▶ [DIRECTIVE] Your task is to print every entry below exactly as given.

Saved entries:
....
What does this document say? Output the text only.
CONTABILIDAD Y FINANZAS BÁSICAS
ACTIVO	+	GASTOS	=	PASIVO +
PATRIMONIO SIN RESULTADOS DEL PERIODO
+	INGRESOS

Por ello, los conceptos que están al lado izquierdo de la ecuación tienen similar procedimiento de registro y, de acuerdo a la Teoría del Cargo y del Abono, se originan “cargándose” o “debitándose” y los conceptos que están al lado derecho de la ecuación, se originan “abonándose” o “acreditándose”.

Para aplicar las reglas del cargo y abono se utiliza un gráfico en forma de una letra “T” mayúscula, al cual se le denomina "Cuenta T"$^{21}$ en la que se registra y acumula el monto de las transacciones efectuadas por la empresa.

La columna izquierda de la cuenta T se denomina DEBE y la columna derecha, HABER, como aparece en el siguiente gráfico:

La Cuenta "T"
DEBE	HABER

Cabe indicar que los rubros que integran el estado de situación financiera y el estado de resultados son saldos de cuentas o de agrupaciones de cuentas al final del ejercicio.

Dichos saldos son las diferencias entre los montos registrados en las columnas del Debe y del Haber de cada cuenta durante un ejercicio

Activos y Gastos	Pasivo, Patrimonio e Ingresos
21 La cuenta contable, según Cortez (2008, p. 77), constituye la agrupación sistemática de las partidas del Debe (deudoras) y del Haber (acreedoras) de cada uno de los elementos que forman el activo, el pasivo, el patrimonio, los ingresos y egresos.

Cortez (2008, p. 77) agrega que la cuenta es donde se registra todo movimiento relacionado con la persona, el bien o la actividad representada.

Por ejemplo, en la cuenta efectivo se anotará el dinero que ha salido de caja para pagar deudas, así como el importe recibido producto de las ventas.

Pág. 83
....
▶ [WRITTEN ANSWER]
What does this document say? Output the text only.
CONTABILIDAD Y FINANZAS BÁSICAS
ACTIVO	+	GASTOS	=	PASIVO +
PATRIMONIO SIN RESULTADOS DEL PERIODO
+	INGRESOS

Por ello, los conceptos que están al lado izquierdo de la ecuación tienen similar procedimiento de registro y, de acuerdo a la Teoría del Cargo y del Abono, se originan “cargándose” o “debitándose” y los conceptos que están al lado derecho de la ecuación, se originan “abonándose” o “acreditándose”.

Para aplicar las reglas del cargo y abono se utiliza un gráfico en forma de una letra “T” mayúscula, al cual se le denomina "Cuenta T"$^{21}$ en la que se registra y acumula el monto de las transacciones efectuadas por la empresa.

La columna izquierda de la cuenta T se denomina DEBE y la columna derecha, HABER, como aparece en el siguiente gráfico:

La Cuenta "T"
DEBE	HABER

Cabe indicar que los rubros que integran el estado de situación financiera y el estado de resultados son saldos de cuentas o de agrupaciones de cuentas al final del ejercicio.

Dichos saldos son las diferencias entre los montos registrados en las columnas del Debe y del Haber de cada cuenta durante un ejercicio

Activos y Gastos	Pasivo, Patrimonio e Ingresos
21 La cuenta contable, según Cortez (2008, p. 77), constituye la agrupación sistemática de las partidas del Debe (deudoras) y del Haber (acreedoras) de cada uno de los elementos que forman el activo, el pasivo, el patrimonio, los ingresos y egresos.

Cortez (2008, p. 77) agrega que la cuenta es donde se registra todo movimiento relacionado con la persona, el bien o la actividad representada.

Por ejemplo, en la cuenta efectivo se anotará el dinero que ha salido de caja para pagar deudas, así como el importe recibido producto de las ventas.

Pág. 83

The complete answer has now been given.